* _Task description_
Extract every line of the material that holds the string "background".

*** Data lines

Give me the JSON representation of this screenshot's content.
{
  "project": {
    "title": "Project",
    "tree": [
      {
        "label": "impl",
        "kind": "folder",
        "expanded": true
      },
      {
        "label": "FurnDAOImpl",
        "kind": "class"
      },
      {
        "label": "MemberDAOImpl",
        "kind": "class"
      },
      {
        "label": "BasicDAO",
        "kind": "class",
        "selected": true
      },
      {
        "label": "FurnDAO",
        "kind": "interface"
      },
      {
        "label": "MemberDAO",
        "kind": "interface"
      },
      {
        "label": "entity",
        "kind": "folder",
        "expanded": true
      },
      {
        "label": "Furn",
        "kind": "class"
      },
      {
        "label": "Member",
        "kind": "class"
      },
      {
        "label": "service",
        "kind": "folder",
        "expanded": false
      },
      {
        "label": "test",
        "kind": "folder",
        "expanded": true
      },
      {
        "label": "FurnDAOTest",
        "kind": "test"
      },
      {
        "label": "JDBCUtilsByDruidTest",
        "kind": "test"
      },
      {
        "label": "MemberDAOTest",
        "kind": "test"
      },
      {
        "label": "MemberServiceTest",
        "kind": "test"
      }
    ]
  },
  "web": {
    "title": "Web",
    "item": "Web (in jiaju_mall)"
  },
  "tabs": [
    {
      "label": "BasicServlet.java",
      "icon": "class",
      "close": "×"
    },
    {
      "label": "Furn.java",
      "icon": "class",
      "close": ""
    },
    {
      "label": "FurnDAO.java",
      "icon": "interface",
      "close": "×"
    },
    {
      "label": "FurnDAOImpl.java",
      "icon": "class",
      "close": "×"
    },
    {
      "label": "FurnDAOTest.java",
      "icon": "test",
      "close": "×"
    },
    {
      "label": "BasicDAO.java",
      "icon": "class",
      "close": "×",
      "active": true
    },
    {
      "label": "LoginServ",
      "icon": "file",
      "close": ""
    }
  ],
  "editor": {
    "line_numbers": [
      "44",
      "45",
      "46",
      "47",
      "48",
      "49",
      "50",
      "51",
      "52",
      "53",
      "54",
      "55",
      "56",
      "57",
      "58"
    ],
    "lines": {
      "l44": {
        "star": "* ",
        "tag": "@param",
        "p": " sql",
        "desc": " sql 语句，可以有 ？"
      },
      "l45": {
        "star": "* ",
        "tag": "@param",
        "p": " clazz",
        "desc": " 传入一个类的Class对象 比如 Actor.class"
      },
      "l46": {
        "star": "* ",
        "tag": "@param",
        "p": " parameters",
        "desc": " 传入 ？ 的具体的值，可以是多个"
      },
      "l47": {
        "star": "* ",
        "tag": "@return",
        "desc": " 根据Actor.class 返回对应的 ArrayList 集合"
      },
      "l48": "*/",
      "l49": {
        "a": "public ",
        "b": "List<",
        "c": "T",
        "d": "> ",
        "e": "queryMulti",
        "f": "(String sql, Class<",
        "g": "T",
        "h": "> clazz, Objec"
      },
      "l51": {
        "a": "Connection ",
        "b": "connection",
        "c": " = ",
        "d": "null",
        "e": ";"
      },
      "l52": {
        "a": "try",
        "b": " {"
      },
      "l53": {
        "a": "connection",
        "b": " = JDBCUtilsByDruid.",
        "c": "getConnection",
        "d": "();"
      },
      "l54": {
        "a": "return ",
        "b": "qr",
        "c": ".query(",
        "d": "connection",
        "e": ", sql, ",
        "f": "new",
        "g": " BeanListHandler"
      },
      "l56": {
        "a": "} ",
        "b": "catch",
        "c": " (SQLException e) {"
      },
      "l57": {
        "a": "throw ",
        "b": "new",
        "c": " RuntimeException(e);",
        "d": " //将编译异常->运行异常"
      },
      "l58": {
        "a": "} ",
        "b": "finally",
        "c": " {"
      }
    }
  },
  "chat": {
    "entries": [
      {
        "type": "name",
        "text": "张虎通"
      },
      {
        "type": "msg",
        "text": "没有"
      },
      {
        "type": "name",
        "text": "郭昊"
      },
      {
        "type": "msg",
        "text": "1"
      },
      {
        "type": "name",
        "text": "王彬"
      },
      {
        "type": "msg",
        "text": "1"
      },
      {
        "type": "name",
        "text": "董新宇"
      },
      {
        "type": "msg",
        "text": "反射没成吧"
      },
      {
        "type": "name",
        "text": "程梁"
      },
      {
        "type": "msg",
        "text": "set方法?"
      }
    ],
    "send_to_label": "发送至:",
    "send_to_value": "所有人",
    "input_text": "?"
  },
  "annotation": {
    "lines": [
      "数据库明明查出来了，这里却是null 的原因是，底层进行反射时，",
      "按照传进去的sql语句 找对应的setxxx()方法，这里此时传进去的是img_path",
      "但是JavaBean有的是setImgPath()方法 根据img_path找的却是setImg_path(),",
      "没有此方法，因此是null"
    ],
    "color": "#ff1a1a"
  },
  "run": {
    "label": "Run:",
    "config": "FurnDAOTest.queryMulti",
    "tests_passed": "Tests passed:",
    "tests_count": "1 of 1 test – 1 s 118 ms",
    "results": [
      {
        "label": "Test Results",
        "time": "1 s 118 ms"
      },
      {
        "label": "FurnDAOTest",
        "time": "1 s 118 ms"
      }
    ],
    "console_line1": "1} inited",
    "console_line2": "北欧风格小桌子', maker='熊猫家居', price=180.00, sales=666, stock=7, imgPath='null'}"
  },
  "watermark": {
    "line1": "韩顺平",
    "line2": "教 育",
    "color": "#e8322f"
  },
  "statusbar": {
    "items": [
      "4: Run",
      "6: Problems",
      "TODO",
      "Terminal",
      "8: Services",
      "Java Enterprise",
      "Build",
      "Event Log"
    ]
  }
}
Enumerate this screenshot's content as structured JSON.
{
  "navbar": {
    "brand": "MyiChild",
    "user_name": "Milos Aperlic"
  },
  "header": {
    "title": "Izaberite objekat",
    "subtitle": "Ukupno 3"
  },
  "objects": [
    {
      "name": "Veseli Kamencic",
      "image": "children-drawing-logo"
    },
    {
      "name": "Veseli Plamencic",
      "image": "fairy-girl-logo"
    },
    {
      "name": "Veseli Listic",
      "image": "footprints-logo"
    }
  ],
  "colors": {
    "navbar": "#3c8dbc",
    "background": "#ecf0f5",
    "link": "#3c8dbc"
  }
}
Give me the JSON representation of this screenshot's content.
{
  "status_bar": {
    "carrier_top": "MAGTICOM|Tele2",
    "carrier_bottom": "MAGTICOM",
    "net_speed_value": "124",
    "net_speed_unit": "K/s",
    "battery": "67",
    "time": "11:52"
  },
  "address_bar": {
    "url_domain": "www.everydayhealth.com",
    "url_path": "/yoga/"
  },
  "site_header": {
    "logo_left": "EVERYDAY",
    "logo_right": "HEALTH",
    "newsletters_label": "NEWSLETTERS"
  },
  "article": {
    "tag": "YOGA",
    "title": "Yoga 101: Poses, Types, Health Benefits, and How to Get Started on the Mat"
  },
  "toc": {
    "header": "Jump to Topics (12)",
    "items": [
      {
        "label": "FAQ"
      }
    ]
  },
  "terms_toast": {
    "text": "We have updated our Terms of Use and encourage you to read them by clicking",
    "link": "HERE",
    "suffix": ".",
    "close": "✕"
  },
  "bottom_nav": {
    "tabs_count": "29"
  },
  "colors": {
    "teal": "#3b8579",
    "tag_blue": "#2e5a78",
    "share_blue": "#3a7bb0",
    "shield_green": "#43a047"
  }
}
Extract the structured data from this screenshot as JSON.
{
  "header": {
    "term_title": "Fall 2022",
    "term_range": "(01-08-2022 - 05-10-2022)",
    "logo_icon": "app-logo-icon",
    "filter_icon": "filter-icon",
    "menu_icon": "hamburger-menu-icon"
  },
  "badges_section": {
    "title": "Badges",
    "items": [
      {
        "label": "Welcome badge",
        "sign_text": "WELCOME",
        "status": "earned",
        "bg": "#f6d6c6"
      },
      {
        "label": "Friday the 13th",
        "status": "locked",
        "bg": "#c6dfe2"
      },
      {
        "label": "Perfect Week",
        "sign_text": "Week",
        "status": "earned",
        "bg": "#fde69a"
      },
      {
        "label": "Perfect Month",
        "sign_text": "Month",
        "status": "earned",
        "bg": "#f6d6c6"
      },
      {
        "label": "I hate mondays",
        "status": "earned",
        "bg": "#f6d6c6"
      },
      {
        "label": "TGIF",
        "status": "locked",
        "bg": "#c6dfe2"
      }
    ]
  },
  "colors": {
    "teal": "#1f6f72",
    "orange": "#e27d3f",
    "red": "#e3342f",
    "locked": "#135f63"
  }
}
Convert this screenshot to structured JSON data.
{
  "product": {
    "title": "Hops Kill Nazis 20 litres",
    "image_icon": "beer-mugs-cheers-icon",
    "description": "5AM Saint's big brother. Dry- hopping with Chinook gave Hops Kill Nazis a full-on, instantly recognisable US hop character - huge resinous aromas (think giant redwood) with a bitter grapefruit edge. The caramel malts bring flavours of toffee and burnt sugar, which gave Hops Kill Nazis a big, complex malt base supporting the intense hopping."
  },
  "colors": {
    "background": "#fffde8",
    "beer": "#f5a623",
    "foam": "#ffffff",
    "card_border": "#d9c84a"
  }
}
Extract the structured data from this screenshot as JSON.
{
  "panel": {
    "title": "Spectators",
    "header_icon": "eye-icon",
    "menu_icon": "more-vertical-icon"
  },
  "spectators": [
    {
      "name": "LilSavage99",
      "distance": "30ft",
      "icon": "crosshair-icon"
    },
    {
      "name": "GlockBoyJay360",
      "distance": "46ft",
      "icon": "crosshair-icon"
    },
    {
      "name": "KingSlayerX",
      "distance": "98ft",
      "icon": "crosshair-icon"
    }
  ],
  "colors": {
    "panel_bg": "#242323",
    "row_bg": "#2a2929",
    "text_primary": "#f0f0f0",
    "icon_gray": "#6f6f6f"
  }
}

******

* _Completed task_
    "background": "#ecf0f5",
    "background": "#fffde8",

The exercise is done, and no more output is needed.